* START DATA SHOWN *
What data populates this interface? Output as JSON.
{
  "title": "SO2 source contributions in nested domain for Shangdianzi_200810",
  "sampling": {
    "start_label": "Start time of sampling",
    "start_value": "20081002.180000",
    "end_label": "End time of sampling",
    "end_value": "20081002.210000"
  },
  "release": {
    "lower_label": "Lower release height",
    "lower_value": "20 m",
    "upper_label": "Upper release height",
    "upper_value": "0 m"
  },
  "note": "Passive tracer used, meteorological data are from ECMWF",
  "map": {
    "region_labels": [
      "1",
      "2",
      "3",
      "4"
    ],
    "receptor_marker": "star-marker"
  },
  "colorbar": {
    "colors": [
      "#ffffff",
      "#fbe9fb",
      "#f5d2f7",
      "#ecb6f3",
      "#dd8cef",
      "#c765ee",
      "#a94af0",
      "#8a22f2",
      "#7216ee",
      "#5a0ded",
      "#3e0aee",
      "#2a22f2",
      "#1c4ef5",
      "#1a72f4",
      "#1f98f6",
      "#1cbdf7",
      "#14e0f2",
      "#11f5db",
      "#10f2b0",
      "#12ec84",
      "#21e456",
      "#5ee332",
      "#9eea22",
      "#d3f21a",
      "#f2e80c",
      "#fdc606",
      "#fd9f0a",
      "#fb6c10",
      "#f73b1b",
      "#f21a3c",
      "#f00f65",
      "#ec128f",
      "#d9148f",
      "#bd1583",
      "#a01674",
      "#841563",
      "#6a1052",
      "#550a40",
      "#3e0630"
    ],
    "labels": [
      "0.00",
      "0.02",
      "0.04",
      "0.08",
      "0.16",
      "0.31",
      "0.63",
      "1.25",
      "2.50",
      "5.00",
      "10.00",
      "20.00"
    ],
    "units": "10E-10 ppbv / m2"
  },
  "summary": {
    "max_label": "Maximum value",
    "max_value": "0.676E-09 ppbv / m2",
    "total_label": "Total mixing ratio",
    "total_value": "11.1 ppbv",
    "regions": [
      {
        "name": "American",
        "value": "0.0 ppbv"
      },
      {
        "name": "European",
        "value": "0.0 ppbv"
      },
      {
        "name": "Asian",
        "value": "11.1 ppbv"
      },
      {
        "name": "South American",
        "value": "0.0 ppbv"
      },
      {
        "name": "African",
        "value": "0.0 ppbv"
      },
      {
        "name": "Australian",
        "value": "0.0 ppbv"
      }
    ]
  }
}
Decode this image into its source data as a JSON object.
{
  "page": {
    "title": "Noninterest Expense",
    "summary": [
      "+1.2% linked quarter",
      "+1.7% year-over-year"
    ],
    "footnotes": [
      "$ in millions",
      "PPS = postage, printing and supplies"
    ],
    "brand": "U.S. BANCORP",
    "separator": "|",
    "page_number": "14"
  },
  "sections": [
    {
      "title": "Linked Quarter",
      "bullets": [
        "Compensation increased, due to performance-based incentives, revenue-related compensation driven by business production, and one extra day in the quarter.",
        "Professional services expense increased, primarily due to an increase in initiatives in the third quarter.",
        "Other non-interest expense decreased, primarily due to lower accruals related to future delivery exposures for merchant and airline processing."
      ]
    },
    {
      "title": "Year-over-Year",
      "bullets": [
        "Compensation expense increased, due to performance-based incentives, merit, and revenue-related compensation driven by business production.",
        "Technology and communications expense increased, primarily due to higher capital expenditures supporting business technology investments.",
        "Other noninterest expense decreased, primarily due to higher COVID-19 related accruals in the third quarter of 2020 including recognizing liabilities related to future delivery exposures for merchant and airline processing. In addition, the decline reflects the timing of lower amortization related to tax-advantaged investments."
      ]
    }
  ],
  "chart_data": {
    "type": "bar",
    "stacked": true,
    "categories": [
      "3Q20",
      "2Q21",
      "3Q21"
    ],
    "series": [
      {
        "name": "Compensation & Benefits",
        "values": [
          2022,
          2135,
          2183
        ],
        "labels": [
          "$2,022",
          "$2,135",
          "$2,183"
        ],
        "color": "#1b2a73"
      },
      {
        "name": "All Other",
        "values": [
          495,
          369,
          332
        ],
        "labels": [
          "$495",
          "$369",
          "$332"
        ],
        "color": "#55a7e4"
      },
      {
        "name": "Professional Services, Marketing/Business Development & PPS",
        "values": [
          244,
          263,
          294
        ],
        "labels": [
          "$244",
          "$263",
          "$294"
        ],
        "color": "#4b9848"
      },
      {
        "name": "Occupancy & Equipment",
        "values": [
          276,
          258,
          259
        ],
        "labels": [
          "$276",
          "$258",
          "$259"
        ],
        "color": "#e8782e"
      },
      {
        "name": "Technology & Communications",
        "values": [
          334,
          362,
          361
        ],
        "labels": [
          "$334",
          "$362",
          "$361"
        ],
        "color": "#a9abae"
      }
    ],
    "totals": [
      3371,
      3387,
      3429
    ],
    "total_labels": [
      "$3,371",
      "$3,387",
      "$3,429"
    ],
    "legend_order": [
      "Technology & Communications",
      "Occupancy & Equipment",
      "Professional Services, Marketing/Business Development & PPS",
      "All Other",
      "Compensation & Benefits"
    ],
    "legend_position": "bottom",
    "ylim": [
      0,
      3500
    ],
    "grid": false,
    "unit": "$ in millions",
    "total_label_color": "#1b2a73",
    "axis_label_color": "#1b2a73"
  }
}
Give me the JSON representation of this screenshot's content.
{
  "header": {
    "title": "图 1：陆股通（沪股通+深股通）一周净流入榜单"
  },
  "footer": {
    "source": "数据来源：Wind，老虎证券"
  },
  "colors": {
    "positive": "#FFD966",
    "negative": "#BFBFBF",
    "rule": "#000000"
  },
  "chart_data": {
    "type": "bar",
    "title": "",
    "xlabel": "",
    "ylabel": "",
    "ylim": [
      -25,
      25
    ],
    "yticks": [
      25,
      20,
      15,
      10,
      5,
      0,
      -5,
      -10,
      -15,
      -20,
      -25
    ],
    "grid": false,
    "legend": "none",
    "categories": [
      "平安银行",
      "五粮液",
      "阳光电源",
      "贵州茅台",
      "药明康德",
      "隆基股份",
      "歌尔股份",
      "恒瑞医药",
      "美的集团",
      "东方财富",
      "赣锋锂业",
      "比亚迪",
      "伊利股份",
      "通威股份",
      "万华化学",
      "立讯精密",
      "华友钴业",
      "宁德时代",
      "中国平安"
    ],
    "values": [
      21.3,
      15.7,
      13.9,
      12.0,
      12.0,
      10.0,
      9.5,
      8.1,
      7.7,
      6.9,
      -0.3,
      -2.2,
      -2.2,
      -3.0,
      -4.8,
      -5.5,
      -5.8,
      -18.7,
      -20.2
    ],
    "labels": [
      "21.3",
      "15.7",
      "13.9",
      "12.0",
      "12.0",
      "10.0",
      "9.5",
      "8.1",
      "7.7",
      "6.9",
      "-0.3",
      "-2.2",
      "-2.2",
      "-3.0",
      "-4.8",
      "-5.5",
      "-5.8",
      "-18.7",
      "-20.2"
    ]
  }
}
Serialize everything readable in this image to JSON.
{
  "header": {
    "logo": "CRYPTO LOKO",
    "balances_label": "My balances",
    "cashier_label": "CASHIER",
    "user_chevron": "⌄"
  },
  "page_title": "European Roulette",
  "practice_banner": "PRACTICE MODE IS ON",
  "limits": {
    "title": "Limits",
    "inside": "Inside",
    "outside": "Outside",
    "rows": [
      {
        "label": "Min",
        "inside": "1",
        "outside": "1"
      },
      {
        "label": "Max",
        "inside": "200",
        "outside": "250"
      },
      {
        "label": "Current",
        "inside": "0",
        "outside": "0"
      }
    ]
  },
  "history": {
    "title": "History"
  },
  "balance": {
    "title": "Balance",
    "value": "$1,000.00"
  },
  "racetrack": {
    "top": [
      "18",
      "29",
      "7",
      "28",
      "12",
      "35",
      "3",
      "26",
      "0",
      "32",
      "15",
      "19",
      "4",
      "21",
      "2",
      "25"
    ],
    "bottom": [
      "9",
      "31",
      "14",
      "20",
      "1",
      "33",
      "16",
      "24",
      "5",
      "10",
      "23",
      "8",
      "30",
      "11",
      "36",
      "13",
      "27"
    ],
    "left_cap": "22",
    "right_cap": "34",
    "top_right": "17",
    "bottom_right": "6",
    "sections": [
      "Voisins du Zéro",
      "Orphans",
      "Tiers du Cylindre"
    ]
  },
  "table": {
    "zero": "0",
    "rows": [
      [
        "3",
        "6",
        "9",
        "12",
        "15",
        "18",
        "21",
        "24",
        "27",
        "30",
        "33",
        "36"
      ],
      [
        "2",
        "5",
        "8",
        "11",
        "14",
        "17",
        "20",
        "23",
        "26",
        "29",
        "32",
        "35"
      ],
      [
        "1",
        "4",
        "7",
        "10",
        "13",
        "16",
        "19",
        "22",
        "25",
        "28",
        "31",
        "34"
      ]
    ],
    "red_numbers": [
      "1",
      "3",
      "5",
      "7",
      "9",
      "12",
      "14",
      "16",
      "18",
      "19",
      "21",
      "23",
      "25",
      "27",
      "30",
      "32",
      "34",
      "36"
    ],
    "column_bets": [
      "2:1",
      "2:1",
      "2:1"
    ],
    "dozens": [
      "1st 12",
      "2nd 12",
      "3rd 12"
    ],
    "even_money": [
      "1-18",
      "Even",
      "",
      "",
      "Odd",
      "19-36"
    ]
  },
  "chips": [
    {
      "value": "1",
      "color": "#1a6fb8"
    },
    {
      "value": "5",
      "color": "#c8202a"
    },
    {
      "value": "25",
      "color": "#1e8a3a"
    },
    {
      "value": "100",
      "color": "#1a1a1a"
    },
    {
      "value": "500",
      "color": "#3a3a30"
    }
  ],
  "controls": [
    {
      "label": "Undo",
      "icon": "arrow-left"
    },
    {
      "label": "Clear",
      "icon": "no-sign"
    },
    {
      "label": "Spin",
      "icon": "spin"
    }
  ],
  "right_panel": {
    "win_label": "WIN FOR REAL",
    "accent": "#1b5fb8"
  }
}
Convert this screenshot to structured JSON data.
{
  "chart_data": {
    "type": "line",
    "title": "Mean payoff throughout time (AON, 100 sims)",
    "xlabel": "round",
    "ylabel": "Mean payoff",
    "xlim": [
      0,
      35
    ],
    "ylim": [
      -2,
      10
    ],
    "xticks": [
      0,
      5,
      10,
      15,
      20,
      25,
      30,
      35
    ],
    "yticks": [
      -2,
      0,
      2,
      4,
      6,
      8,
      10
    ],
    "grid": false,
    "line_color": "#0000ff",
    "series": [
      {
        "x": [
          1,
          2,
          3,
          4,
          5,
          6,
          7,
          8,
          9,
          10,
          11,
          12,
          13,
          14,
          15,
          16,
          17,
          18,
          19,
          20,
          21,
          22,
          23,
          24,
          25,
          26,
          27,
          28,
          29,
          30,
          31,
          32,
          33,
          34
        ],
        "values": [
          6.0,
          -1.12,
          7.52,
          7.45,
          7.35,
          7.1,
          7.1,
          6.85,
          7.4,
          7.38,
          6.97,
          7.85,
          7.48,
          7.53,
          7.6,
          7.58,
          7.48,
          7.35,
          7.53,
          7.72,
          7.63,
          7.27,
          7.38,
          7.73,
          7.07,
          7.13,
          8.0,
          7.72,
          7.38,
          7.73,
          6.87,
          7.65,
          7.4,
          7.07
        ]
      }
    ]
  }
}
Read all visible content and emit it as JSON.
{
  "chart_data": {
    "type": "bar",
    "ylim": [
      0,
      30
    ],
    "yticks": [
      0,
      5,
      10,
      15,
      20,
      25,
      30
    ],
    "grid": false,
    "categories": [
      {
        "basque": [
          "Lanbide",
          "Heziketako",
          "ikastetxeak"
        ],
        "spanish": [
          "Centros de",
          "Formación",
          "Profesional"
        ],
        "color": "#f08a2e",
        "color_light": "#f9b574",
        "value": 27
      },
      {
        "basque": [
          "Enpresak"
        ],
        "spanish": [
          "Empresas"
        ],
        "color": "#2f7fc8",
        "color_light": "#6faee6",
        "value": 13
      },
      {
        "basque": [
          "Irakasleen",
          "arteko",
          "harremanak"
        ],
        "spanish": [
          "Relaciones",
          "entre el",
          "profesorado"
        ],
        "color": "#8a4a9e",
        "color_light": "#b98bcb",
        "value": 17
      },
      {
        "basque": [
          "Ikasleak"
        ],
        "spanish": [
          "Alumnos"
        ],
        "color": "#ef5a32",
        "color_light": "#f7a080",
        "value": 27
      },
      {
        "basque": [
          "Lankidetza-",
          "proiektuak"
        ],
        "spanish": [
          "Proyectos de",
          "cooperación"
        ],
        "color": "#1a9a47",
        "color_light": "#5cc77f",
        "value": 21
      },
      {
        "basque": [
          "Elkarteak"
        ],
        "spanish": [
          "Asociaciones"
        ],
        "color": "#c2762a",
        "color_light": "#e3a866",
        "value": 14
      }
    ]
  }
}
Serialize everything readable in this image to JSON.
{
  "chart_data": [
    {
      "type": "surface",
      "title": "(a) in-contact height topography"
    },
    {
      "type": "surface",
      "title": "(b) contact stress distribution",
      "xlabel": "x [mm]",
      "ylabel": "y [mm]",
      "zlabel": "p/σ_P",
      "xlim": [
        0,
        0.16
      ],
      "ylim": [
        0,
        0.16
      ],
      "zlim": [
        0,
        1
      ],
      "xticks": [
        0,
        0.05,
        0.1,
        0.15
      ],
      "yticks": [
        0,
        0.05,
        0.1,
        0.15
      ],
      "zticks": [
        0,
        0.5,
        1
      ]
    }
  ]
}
* END DATA SHOWN *
Find the word "icon" in the data and copy out each line where it turns up.

ANSWER BELOW.
      "icon": "arrow-left"
      "icon": "no-sign"
      "icon": "spin"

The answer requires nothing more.